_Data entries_
——

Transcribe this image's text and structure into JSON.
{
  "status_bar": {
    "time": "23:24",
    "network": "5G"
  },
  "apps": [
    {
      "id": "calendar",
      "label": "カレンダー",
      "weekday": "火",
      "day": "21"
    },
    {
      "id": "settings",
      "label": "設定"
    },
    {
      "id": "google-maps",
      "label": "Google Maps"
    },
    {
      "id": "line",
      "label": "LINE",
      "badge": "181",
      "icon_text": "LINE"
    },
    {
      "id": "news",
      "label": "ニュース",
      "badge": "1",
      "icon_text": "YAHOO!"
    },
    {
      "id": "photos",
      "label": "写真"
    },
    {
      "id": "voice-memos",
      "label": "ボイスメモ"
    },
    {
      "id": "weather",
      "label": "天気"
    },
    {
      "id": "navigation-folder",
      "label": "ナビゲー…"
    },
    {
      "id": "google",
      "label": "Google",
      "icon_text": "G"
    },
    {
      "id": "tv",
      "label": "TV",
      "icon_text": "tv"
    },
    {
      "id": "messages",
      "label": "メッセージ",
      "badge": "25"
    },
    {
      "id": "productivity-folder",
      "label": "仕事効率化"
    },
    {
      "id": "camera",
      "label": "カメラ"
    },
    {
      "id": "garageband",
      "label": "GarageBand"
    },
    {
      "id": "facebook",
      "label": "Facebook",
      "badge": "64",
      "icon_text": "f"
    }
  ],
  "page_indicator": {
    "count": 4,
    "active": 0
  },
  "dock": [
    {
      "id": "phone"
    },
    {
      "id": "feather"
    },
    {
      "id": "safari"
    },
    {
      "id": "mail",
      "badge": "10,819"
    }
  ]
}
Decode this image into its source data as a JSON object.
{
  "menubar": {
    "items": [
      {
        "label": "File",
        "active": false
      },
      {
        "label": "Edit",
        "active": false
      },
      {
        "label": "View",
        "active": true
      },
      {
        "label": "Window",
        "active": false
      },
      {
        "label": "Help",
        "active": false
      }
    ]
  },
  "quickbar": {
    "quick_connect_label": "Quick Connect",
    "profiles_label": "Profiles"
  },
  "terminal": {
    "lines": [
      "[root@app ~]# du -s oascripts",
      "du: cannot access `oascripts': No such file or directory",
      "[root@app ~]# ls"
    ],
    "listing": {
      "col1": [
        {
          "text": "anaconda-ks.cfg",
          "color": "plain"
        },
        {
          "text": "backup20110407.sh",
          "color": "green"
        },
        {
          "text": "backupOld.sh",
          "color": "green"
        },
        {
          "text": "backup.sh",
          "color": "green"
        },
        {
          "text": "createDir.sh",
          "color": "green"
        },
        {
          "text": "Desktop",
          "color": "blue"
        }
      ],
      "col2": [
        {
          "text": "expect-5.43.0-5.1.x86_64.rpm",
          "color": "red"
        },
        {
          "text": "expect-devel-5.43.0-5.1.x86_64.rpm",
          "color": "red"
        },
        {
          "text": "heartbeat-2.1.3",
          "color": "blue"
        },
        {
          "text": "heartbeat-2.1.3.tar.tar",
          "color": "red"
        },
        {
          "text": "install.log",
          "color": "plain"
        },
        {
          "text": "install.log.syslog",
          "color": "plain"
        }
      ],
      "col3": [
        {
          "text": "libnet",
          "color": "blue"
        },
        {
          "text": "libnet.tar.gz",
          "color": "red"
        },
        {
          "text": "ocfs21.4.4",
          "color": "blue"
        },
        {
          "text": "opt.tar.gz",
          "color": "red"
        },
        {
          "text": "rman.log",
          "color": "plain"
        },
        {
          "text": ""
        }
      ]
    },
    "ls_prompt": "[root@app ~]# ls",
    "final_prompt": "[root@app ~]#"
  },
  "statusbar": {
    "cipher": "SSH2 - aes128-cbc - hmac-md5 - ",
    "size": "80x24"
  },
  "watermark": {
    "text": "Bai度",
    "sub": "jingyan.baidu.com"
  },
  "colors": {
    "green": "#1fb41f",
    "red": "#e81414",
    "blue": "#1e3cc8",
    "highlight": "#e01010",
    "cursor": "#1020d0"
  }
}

——

_What is needed_
Write the material out again word for word.

_Result for this exercise_
Transcribe this image's text and structure into JSON.
{
  "status_bar": {
    "time": "23:24",
    "network": "5G"
  },
  "apps": [
    {
      "id": "calendar",
      "label": "カレンダー",
      "weekday": "火",
      "day": "21"
    },
    {
      "id": "settings",
      "label": "設定"
    },
    {
      "id": "google-maps",
      "label": "Google Maps"
    },
    {
      "id": "line",
      "label": "LINE",
      "badge": "181",
      "icon_text": "LINE"
    },
    {
      "id": "news",
      "label": "ニュース",
      "badge": "1",
      "icon_text": "YAHOO!"
    },
    {
      "id": "photos",
      "label": "写真"
    },
    {
      "id": "voice-memos",
      "label": "ボイスメモ"
    },
    {
      "id": "weather",
      "label": "天気"
    },
    {
      "id": "navigation-folder",
      "label": "ナビゲー…"
    },
    {
      "id": "google",
      "label": "Google",
      "icon_text": "G"
    },
    {
      "id": "tv",
      "label": "TV",
      "icon_text": "tv"
    },
    {
      "id": "messages",
      "label": "メッセージ",
      "badge": "25"
    },
    {
      "id": "productivity-folder",
      "label": "仕事効率化"
    },
    {
      "id": "camera",
      "label": "カメラ"
    },
    {
      "id": "garageband",
      "label": "GarageBand"
    },
    {
      "id": "facebook",
      "label": "Facebook",
      "badge": "64",
      "icon_text": "f"
    }
  ],
  "page_indicator": {
    "count": 4,
    "active": 0
  },
  "dock": [
    {
      "id": "phone"
    },
    {
      "id": "feather"
    },
    {
      "id": "safari"
    },
    {
      "id": "mail",
      "badge": "10,819"
    }
  ]
}
Decode this image into its source data as a JSON object.
{
  "menubar": {
    "items": [
      {
        "label": "File",
        "active": false
      },
      {
        "label": "Edit",
        "active": false
      },
      {
        "label": "View",
        "active": true
      },
      {
        "label": "Window",
        "active": false
      },
      {
        "label": "Help",
        "active": false
      }
    ]
  },
  "quickbar": {
    "quick_connect_label": "Quick Connect",
    "profiles_label": "Profiles"
  },
  "terminal": {
    "lines": [
      "[root@app ~]# du -s oascripts",
      "du: cannot access `oascripts': No such file or directory",
      "[root@app ~]# ls"
    ],
    "listing": {
      "col1": [
        {
          "text": "anaconda-ks.cfg",
          "color": "plain"
        },
        {
          "text": "backup20110407.sh",
          "color": "green"
        },
        {
          "text": "backupOld.sh",
          "color": "green"
        },
        {
          "text": "backup.sh",
          "color": "green"
        },
        {
          "text": "createDir.sh",
          "color": "green"
        },
        {
          "text": "Desktop",
          "color": "blue"
        }
      ],
      "col2": [
        {
          "text": "expect-5.43.0-5.1.x86_64.rpm",
          "color": "red"
        },
        {
          "text": "expect-devel-5.43.0-5.1.x86_64.rpm",
          "color": "red"
        },
        {
          "text": "heartbeat-2.1.3",
          "color": "blue"
        },
        {
          "text": "heartbeat-2.1.3.tar.tar",
          "color": "red"
        },
        {
          "text": "install.log",
          "color": "plain"
        },
        {
          "text": "install.log.syslog",
          "color": "plain"
        }
      ],
      "col3": [
        {
          "text": "libnet",
          "color": "blue"
        },
        {
          "text": "libnet.tar.gz",
          "color": "red"
        },
        {
          "text": "ocfs21.4.4",
          "color": "blue"
        },
        {
          "text": "opt.tar.gz",
          "color": "red"
        },
        {
          "text": "rman.log",
          "color": "plain"
        },
        {
          "text": ""
        }
      ]
    },
    "ls_prompt": "[root@app ~]# ls",
    "final_prompt": "[root@app ~]#"
  },
  "statusbar": {
    "cipher": "SSH2 - aes128-cbc - hmac-md5 - ",
    "size": "80x24"
  },
  "watermark": {
    "text": "Bai度",
    "sub": "jingyan.baidu.com"
  },
  "colors": {
    "green": "#1fb41f",
    "red": "#e81414",
    "blue": "#1e3cc8",
    "highlight": "#e01010",
    "cursor": "#1020d0"
  }
}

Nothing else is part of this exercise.